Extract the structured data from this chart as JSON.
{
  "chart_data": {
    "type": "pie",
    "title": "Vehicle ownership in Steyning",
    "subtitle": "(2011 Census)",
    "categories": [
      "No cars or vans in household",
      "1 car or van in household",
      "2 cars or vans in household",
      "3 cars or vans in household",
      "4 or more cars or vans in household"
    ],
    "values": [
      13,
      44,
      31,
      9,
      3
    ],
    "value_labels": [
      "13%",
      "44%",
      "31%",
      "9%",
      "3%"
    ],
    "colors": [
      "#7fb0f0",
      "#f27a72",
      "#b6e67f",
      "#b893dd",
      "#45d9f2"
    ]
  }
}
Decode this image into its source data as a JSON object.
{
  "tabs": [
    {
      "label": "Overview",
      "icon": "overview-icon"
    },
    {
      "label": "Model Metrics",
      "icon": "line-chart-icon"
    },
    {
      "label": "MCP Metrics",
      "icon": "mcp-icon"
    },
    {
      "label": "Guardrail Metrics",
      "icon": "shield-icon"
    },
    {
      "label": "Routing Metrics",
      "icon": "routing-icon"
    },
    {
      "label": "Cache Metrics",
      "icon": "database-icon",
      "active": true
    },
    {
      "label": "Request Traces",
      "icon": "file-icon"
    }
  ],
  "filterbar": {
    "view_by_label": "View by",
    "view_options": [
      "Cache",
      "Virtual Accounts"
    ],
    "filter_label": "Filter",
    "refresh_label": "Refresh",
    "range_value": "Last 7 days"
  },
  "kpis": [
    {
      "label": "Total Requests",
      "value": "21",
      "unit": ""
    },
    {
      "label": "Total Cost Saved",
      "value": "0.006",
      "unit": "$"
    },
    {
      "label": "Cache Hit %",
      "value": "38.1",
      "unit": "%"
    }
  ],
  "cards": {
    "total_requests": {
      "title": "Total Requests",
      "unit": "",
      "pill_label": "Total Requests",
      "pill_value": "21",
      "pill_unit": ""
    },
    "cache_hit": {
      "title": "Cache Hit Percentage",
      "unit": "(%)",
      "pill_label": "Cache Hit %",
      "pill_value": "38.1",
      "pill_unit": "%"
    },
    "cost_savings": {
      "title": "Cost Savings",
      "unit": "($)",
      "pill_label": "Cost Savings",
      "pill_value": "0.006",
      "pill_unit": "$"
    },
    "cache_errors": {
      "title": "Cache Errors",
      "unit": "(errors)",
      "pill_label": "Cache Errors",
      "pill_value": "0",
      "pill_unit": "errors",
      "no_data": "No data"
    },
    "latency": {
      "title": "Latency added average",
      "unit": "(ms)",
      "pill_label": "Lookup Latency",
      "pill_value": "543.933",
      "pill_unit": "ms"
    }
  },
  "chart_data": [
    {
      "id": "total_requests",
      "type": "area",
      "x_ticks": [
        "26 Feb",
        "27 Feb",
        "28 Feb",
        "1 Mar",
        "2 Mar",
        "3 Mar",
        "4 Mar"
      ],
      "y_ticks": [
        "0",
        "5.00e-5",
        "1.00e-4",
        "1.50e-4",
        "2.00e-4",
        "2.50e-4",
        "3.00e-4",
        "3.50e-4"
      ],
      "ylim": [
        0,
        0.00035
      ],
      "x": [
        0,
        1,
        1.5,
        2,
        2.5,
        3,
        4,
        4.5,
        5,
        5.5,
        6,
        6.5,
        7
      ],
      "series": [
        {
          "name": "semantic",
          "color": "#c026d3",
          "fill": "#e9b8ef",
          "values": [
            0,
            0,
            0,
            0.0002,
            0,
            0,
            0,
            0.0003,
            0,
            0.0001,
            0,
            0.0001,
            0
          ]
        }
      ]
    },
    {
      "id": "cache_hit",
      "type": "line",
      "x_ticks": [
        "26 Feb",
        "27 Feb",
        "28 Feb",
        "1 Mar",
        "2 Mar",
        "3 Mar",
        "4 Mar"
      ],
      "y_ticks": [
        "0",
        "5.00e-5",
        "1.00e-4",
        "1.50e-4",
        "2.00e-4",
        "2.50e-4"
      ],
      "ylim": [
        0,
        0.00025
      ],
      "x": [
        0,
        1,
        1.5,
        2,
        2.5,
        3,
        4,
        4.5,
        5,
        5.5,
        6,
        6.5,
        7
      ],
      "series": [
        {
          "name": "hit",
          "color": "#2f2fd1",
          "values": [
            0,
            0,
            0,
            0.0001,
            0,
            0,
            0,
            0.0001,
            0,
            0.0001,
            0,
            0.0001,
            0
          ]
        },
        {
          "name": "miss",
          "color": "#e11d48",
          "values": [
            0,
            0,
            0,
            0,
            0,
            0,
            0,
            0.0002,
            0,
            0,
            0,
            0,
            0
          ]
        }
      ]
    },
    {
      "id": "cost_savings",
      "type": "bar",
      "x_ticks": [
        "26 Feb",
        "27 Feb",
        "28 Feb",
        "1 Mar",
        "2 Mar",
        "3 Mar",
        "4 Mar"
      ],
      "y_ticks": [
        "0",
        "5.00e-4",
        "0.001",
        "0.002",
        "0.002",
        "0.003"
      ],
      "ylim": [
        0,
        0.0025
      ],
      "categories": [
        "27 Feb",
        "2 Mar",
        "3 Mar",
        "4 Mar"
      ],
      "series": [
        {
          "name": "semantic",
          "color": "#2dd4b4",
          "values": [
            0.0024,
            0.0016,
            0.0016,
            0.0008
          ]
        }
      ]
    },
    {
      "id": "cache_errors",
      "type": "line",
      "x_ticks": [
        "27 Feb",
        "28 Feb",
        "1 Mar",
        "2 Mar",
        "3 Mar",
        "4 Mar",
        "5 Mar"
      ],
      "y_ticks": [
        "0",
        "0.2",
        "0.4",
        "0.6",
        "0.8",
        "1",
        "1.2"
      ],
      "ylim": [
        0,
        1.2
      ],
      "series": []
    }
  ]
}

* * * * *

Please return the data above exactly as given.

Extract the structured data from this chart as JSON.
{
  "chart_data": {
    "type": "pie",
    "title": "Vehicle ownership in Steyning",
    "subtitle": "(2011 Census)",
    "categories": [
      "No cars or vans in household",
      "1 car or van in household",
      "2 cars or vans in household",
      "3 cars or vans in household",
      "4 or more cars or vans in household"
    ],
    "values": [
      13,
      44,
      31,
      9,
      3
    ],
    "value_labels": [
      "13%",
      "44%",
      "31%",
      "9%",
      "3%"
    ],
    "colors": [
      "#7fb0f0",
      "#f27a72",
      "#b6e67f",
      "#b893dd",
      "#45d9f2"
    ]
  }
}
Decode this image into its source data as a JSON object.
{
  "tabs": [
    {
      "label": "Overview",
      "icon": "overview-icon"
    },
    {
      "label": "Model Metrics",
      "icon": "line-chart-icon"
    },
    {
      "label": "MCP Metrics",
      "icon": "mcp-icon"
    },
    {
      "label": "Guardrail Metrics",
      "icon": "shield-icon"
    },
    {
      "label": "Routing Metrics",
      "icon": "routing-icon"
    },
    {
      "label": "Cache Metrics",
      "icon": "database-icon",
      "active": true
    },
    {
      "label": "Request Traces",
      "icon": "file-icon"
    }
  ],
  "filterbar": {
    "view_by_label": "View by",
    "view_options": [
      "Cache",
      "Virtual Accounts"
    ],
    "filter_label": "Filter",
    "refresh_label": "Refresh",
    "range_value": "Last 7 days"
  },
  "kpis": [
    {
      "label": "Total Requests",
      "value": "21",
      "unit": ""
    },
    {
      "label": "Total Cost Saved",
      "value": "0.006",
      "unit": "$"
    },
    {
      "label": "Cache Hit %",
      "value": "38.1",
      "unit": "%"
    }
  ],
  "cards": {
    "total_requests": {
      "title": "Total Requests",
      "unit": "",
      "pill_label": "Total Requests",
      "pill_value": "21",
      "pill_unit": ""
    },
    "cache_hit": {
      "title": "Cache Hit Percentage",
      "unit": "(%)",
      "pill_label": "Cache Hit %",
      "pill_value": "38.1",
      "pill_unit": "%"
    },
    "cost_savings": {
      "title": "Cost Savings",
      "unit": "($)",
      "pill_label": "Cost Savings",
      "pill_value": "0.006",
      "pill_unit": "$"
    },
    "cache_errors": {
      "title": "Cache Errors",
      "unit": "(errors)",
      "pill_label": "Cache Errors",
      "pill_value": "0",
      "pill_unit": "errors",
      "no_data": "No data"
    },
    "latency": {
      "title": "Latency added average",
      "unit": "(ms)",
      "pill_label": "Lookup Latency",
      "pill_value": "543.933",
      "pill_unit": "ms"
    }
  },
  "chart_data": [
    {
      "id": "total_requests",
      "type": "area",
      "x_ticks": [
        "26 Feb",
        "27 Feb",
        "28 Feb",
        "1 Mar",
        "2 Mar",
        "3 Mar",
        "4 Mar"
      ],
      "y_ticks": [
        "0",
        "5.00e-5",
        "1.00e-4",
        "1.50e-4",
        "2.00e-4",
        "2.50e-4",
        "3.00e-4",
        "3.50e-4"
      ],
      "ylim": [
        0,
        0.00035
      ],
      "x": [
        0,
        1,
        1.5,
        2,
        2.5,
        3,
        4,
        4.5,
        5,
        5.5,
        6,
        6.5,
        7
      ],
      "series": [
        {
          "name": "semantic",
          "color": "#c026d3",
          "fill": "#e9b8ef",
          "values": [
            0,
            0,
            0,
            0.0002,
            0,
            0,
            0,
            0.0003,
            0,
            0.0001,
            0,
            0.0001,
            0
          ]
        }
      ]
    },
    {
      "id": "cache_hit",
      "type": "line",
      "x_ticks": [
        "26 Feb",
        "27 Feb",
        "28 Feb",
        "1 Mar",
        "2 Mar",
        "3 Mar",
        "4 Mar"
      ],
      "y_ticks": [
        "0",
        "5.00e-5",
        "1.00e-4",
        "1.50e-4",
        "2.00e-4",
        "2.50e-4"
      ],
      "ylim": [
        0,
        0.00025
      ],
      "x": [
        0,
        1,
        1.5,
        2,
        2.5,
        3,
        4,
        4.5,
        5,
        5.5,
        6,
        6.5,
        7
      ],
      "series": [
        {
          "name": "hit",
          "color": "#2f2fd1",
          "values": [
            0,
            0,
            0,
            0.0001,
            0,
            0,
            0,
            0.0001,
            0,
            0.0001,
            0,
            0.0001,
            0
          ]
        },
        {
          "name": "miss",
          "color": "#e11d48",
          "values": [
            0,
            0,
            0,
            0,
            0,
            0,
            0,
            0.0002,
            0,
            0,
            0,
            0,
            0
          ]
        }
      ]
    },
    {
      "id": "cost_savings",
      "type": "bar",
      "x_ticks": [
        "26 Feb",
        "27 Feb",
        "28 Feb",
        "1 Mar",
        "2 Mar",
        "3 Mar",
        "4 Mar"
      ],
      "y_ticks": [
        "0",
        "5.00e-4",
        "0.001",
        "0.002",
        "0.002",
        "0.003"
      ],
      "ylim": [
        0,
        0.0025
      ],
      "categories": [
        "27 Feb",
        "2 Mar",
        "3 Mar",
        "4 Mar"
      ],
      "series": [
        {
          "name": "semantic",
          "color": "#2dd4b4",
          "values": [
            0.0024,
            0.0016,
            0.0016,
            0.0008
          ]
        }
      ]
    },
    {
      "id": "cache_errors",
      "type": "line",
      "x_ticks": [
        "27 Feb",
        "28 Feb",
        "1 Mar",
        "2 Mar",
        "3 Mar",
        "4 Mar",
        "5 Mar"
      ],
      "y_ticks": [
        "0",
        "0.2",
        "0.4",
        "0.6",
        "0.8",
        "1",
        "1.2"
      ],
      "ylim": [
        0,
        1.2
      ],
      "series": []
    }
  ]
}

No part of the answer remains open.